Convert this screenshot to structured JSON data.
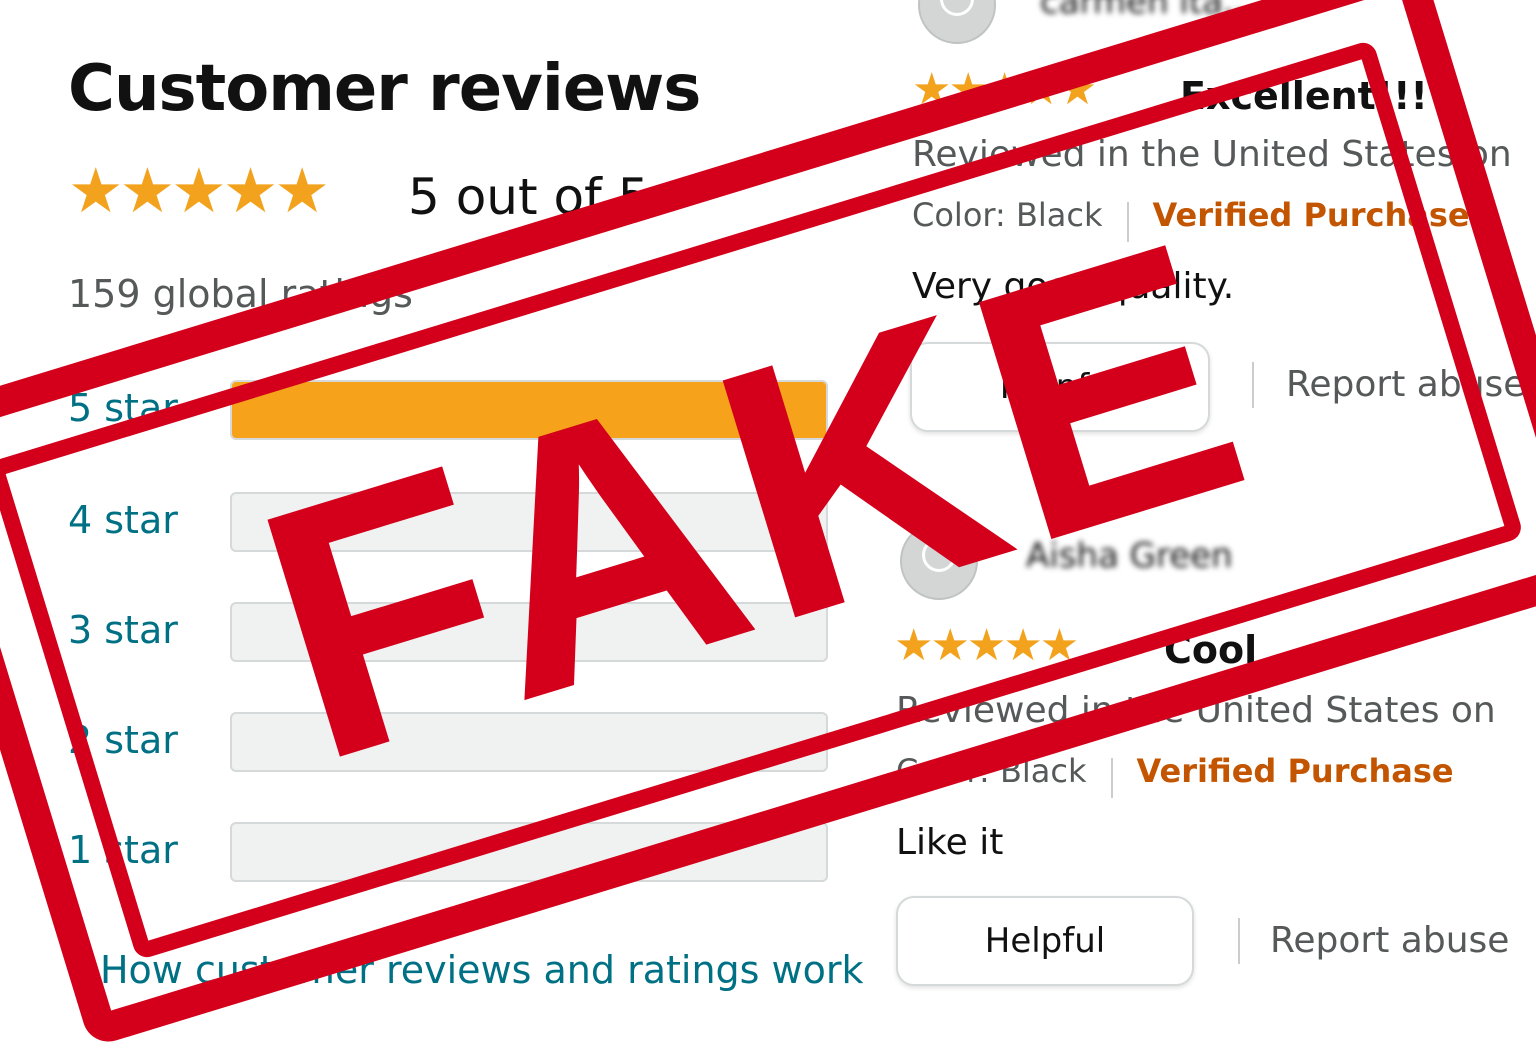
{
  "summary": {
    "title": "Customer reviews",
    "stars_glyph": "★★★★★",
    "rating_value": 5,
    "rating_text": "5 out of 5",
    "global_ratings": "159 global ratings"
  },
  "histogram": [
    {
      "label": "5 star",
      "percent": 100
    },
    {
      "label": "4 star",
      "percent": 0
    },
    {
      "label": "3 star",
      "percent": 0
    },
    {
      "label": "2 star",
      "percent": 0
    },
    {
      "label": "1 star",
      "percent": 0
    }
  ],
  "more_link": "How customer reviews and ratings work",
  "reviews": [
    {
      "reviewer": "carmen ita...",
      "stars_glyph": "★★★★★",
      "rating": 5,
      "title": "Excellent!!!",
      "meta": "Reviewed in the United States on",
      "color": "Color: Black",
      "verified": "Verified Purchase",
      "body": "Very good quality.",
      "helpful": "Helpful",
      "report": "Report abuse"
    },
    {
      "reviewer": "Aisha Green",
      "stars_glyph": "★★★★★",
      "rating": 5,
      "title": "Cool",
      "meta": "Reviewed in the United States on",
      "color": "Color: Black",
      "verified": "Verified Purchase",
      "body": "Like it",
      "helpful": "Helpful",
      "report": "Report abuse"
    }
  ],
  "stamp": {
    "text": "FAKE",
    "color": "#d4001b"
  },
  "colors": {
    "star": "#f3a21d",
    "bar_fill": "#f7a21b",
    "link": "#007185",
    "verified": "#c45500"
  }
}
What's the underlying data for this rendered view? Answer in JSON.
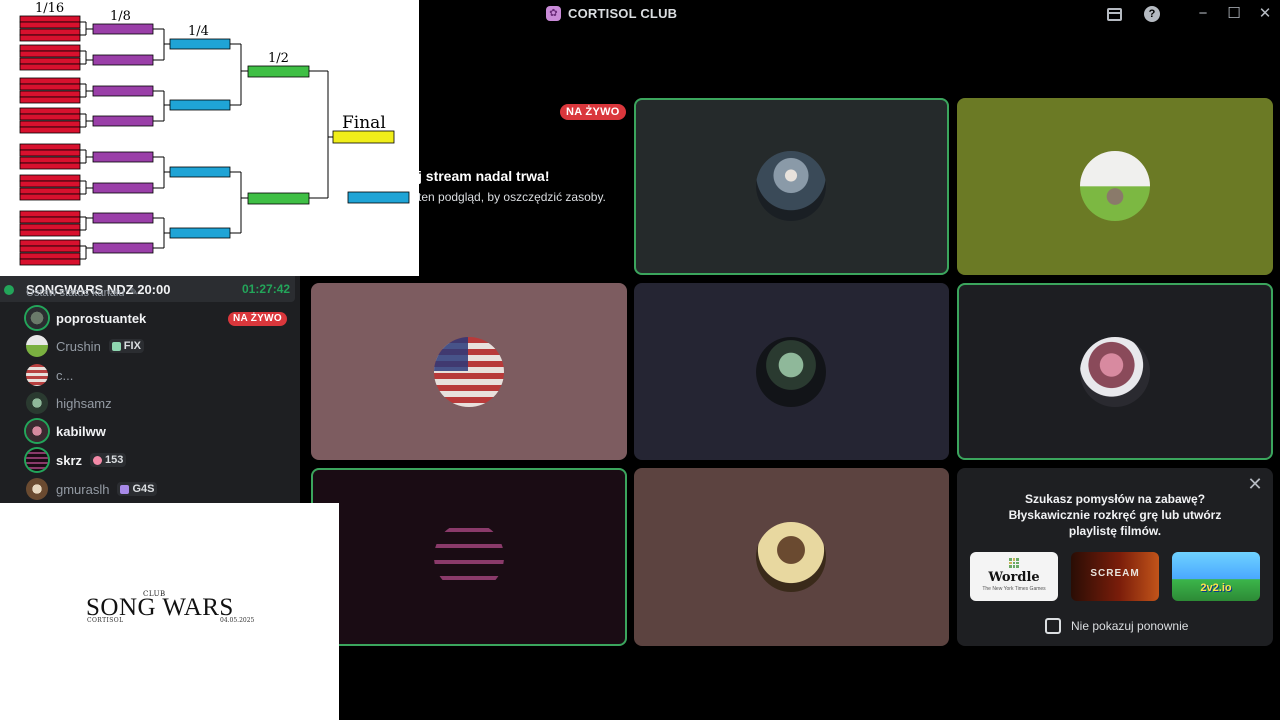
{
  "window": {
    "title": "CORTISOL CLUB"
  },
  "channel": {
    "name": "SONGWARS NDZ 20:00",
    "timer": "01:27:42",
    "status_text": "Ustaw status kanału"
  },
  "members": [
    {
      "name": "poprostuantek",
      "speaking": true,
      "live": "NA ŻYWO"
    },
    {
      "name": "Crushin",
      "tag": "FIX"
    },
    {
      "name": "c..."
    },
    {
      "name": "highsamz"
    },
    {
      "name": "kabilww",
      "speaking": true
    },
    {
      "name": "skrz",
      "speaking": true,
      "tag": "153"
    },
    {
      "name": "gmuraslh",
      "tag": "G4S"
    }
  ],
  "stream_notice": {
    "live_label": "NA ŻYWO",
    "title": "j stream nadal trwa!",
    "subtitle": "ten podgląd, by oszczędzić zasoby."
  },
  "activities": {
    "prompt": "Szukasz pomysłów na zabawę? Błyskawicznie rozkręć grę lub utwórz playlistę filmów.",
    "games": [
      {
        "name": "Wordle",
        "subtitle": "The New York Times Games"
      },
      {
        "name": "SCREAM"
      },
      {
        "name": "2v2.io"
      }
    ],
    "checkbox_label": "Nie pokazuj ponownie"
  },
  "bracket": {
    "rounds": [
      "1/16",
      "1/8",
      "1/4",
      "1/2",
      "Final"
    ],
    "colors": {
      "r16": "#d8112e",
      "r8": "#9a3fa8",
      "r4": "#1fa4d6",
      "semi": "#3fbf45",
      "final": "#f0ee1a"
    }
  },
  "logo": {
    "club": "CLUB",
    "title": "SONG WARS",
    "subtitle": "CORTISOL",
    "date": "04.05.2025"
  },
  "colors": {
    "accent_green": "#23a55a",
    "live_red": "#da373c"
  }
}
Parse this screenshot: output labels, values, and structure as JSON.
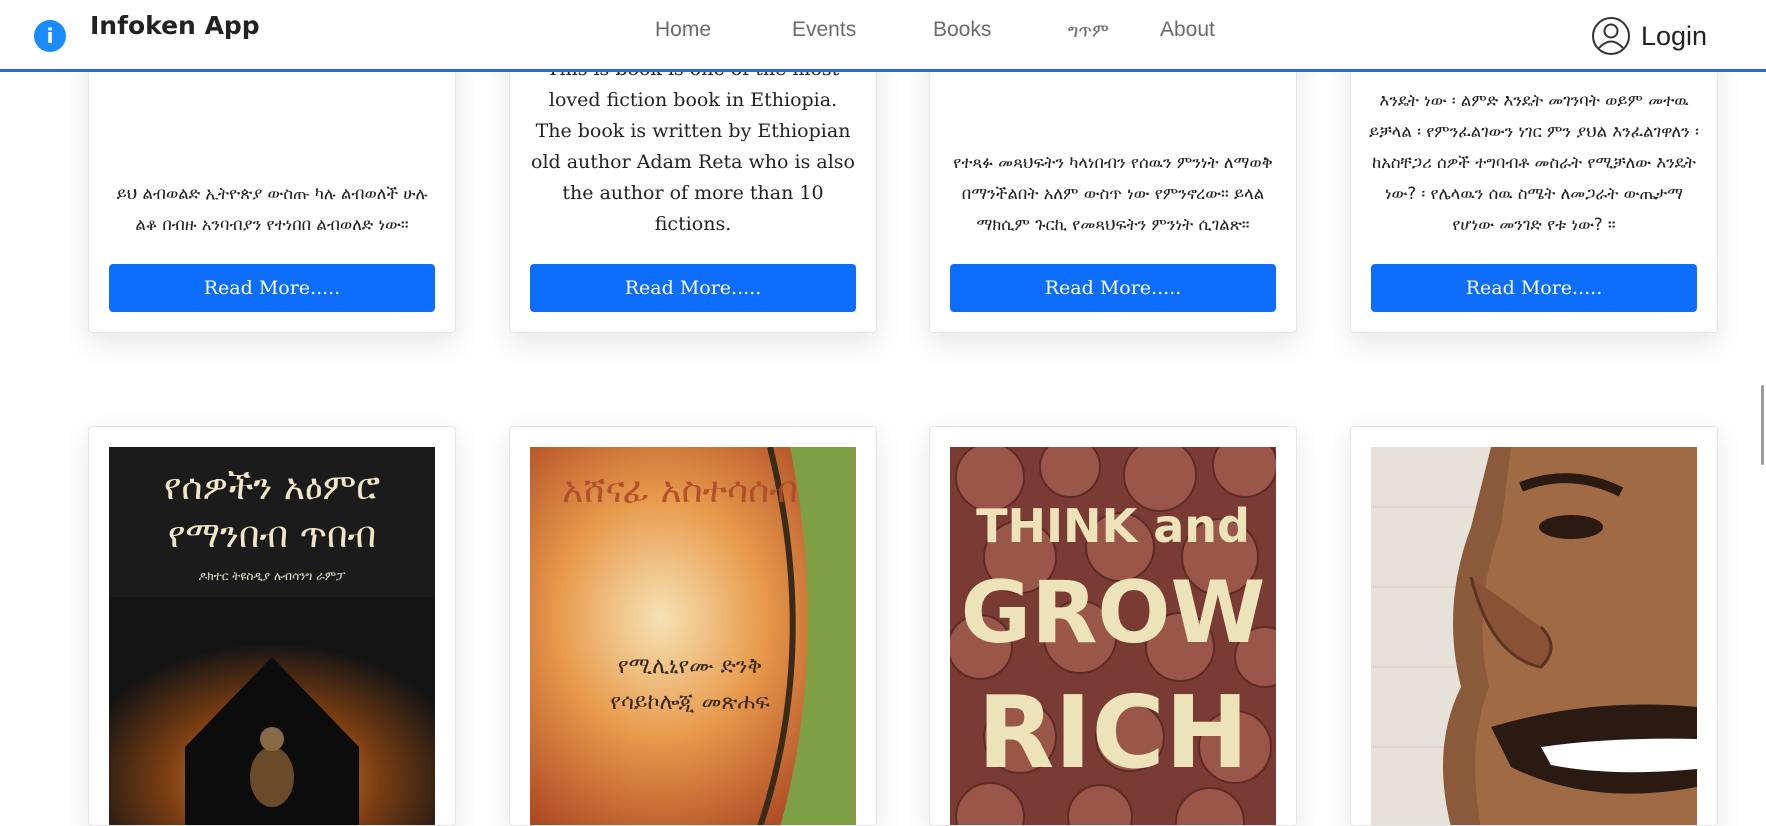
{
  "navbar": {
    "brand": "Infoken App",
    "links": [
      "Home",
      "Events",
      "Books",
      "ግጥም",
      "About"
    ],
    "login_label": "Login"
  },
  "colors": {
    "accent": "#0d6efd",
    "navbar_border": "#1f6fe0"
  },
  "row1_cards": [
    {
      "description": "ይህ ልብወልድ ኢትዮጵያ ውስጡ ካሉ ልብወለች ሁሉ ልቆ በብዙ አንባብያን የተነበበ ልብወለድ ነው።",
      "button_label": "Read More....."
    },
    {
      "description": "This is book is one of the most loved fiction book in Ethiopia. The book is written by Ethiopian old author Adam Reta who is also the author of more than 10 fictions.",
      "button_label": "Read More....."
    },
    {
      "description": "የተጻፉ መጻህፍትን ካላነበብን የሰዉን ምንነት ለማወቅ በማንችልበት አለም ውስጥ ነው የምንኖረው። ይላል ማክሲም ጉርኪ የመጻህፍትን ምንነት ሲገልጽ።",
      "button_label": "Read More....."
    },
    {
      "description": "እንዴት ነው ፡ ልምድ እንዴት መገንባት ወይም መተዉ ይቻላል ፡ የምንፈልገውን ነገር ምን ያህል እንፈልገዋለን ፡ ከአስቸጋሪ ሰዎች ተግባብቶ መስራት የሚቻለው እንዴት ነው? ፡ የሌላዉን ሰዉ ስሜት ለመጋራት ውጤታማ የሆነው መንገድ የቱ ነው? ።",
      "button_label": "Read More....."
    }
  ],
  "row2_cards": [
    {
      "cover_lines": [
        "የሰዎችን አዕምሮ",
        "የማንበብ ጥበብ"
      ],
      "cover_subtitle": "ዶክተር ትዩስዲያ ሉብሳንግ ራምፓ",
      "cover_icon": "book-cover-mystic-figure"
    },
    {
      "cover_lines": [
        "አሸናፊ አስተሳሰብ"
      ],
      "cover_subtitle_lines": [
        "የሚሊኒየሙ ድንቅ",
        "የሳይኮሎጂ መጽሐፍ"
      ],
      "cover_icon": "book-cover-sunburst"
    },
    {
      "cover_lines": [
        "THINK and",
        "GROW",
        "RICH"
      ],
      "cover_icon": "book-cover-coins"
    },
    {
      "cover_icon": "book-cover-smiling-face"
    }
  ]
}
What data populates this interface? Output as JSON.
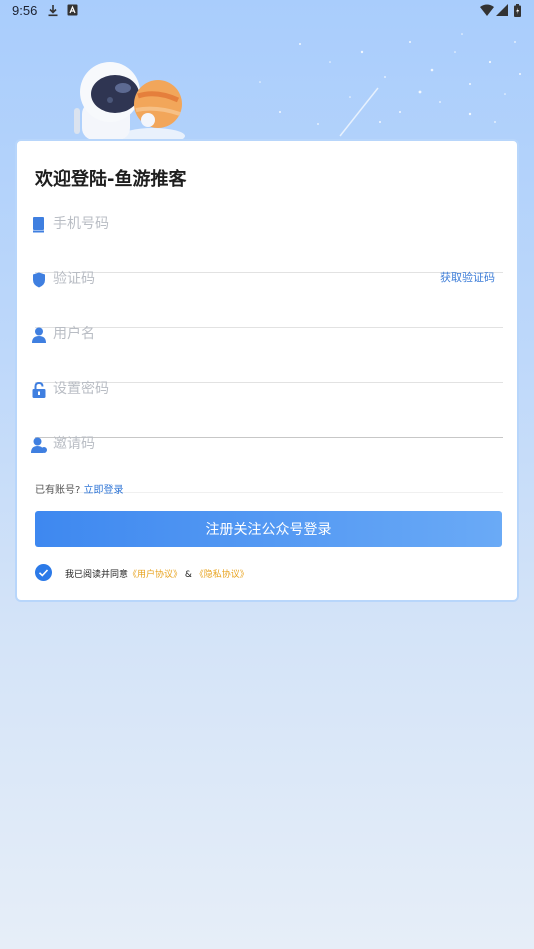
{
  "status_bar": {
    "time": "9:56"
  },
  "form": {
    "title": "欢迎登陆-鱼游推客",
    "phone_placeholder": "手机号码",
    "code_placeholder": "验证码",
    "get_code_label": "获取验证码",
    "username_placeholder": "用户名",
    "password_placeholder": "设置密码",
    "invite_placeholder": "邀请码",
    "has_account_text": "已有账号?",
    "login_now_label": "立即登录",
    "submit_label": "注册关注公众号登录",
    "agree_prefix": "我已阅读并同意",
    "user_agreement_label": "《用户协议》",
    "agree_join": " & ",
    "privacy_label": "《隐私协议》",
    "agree_checked": true
  },
  "colors": {
    "accent": "#2c7ae8",
    "link": "#3d7dd8",
    "agreement_link": "#e8a31f"
  },
  "icons": [
    "download-icon",
    "keyboard-icon",
    "wifi-icon",
    "signal-icon",
    "battery-icon",
    "phone-icon",
    "shield-icon",
    "user-icon",
    "lock-icon",
    "add-user-icon",
    "check-icon"
  ]
}
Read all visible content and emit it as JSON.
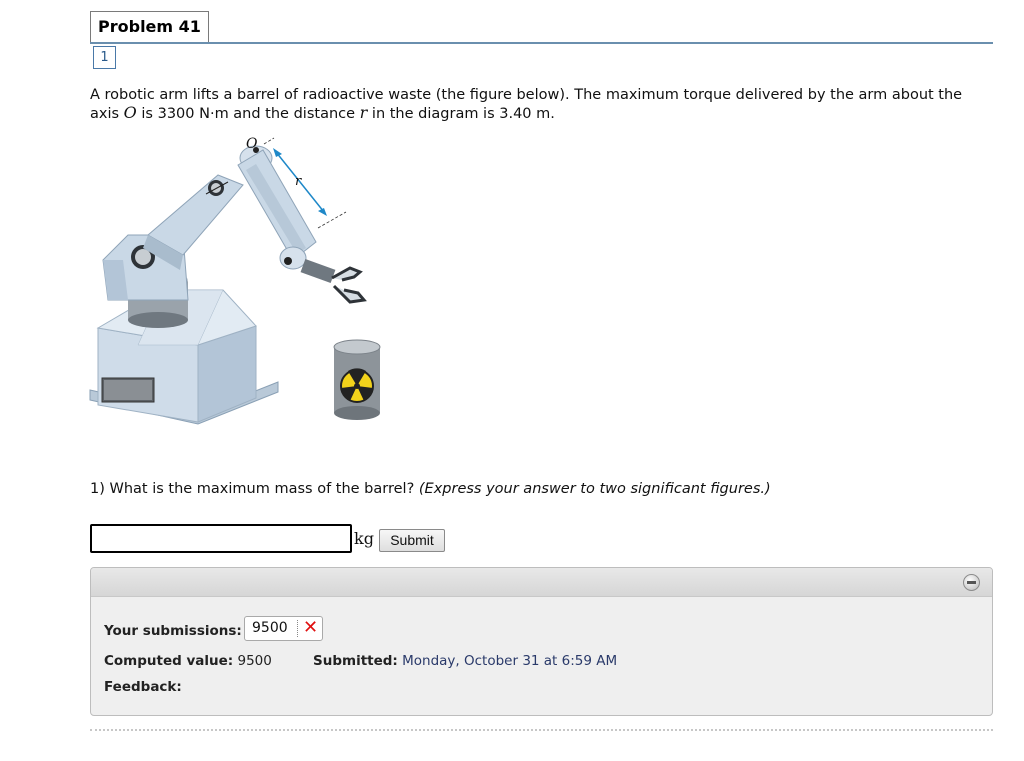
{
  "problem": {
    "title": "Problem 41",
    "part_tab": "1"
  },
  "text": {
    "p1": "A robotic arm lifts a barrel of radioactive waste (the figure below). The maximum torque delivered by the arm about the",
    "p2a": "axis ",
    "axis_var": "O",
    "p2b": " is 3300 N·m and the distance ",
    "dist_var": "r",
    "p2c": " in the diagram is 3.40 m."
  },
  "figure": {
    "label_o": "O",
    "label_r": "r"
  },
  "question": {
    "prefix": "1) What is the maximum mass of the barrel? ",
    "hint": "(Express your answer to two significant figures.)"
  },
  "answer": {
    "value": "",
    "placeholder": "",
    "unit": "kg",
    "submit_label": "Submit"
  },
  "results": {
    "submissions_label": "Your submissions:",
    "submission_value": "9500",
    "submission_status": "✕",
    "computed_label": "Computed value:",
    "computed_value": " 9500",
    "submitted_label": "Submitted:",
    "submitted_value": " Monday, October 31 at 6:59 AM",
    "feedback_label": "Feedback:"
  },
  "colors": {
    "accent_line": "#6a8fae",
    "error": "#e01010",
    "arm": "#c9d8e6",
    "barrel_yellow": "#f2d21b"
  }
}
________________________________________
- **Short task**
List all lines above in which the string "maximum" appears.

- **Full output**
    "p1": "A robotic arm lifts a barrel of radioactive waste (the figure below). The maximum torque delivered by the arm about the",
    "prefix": "1) What is the maximum mass of the barrel? ",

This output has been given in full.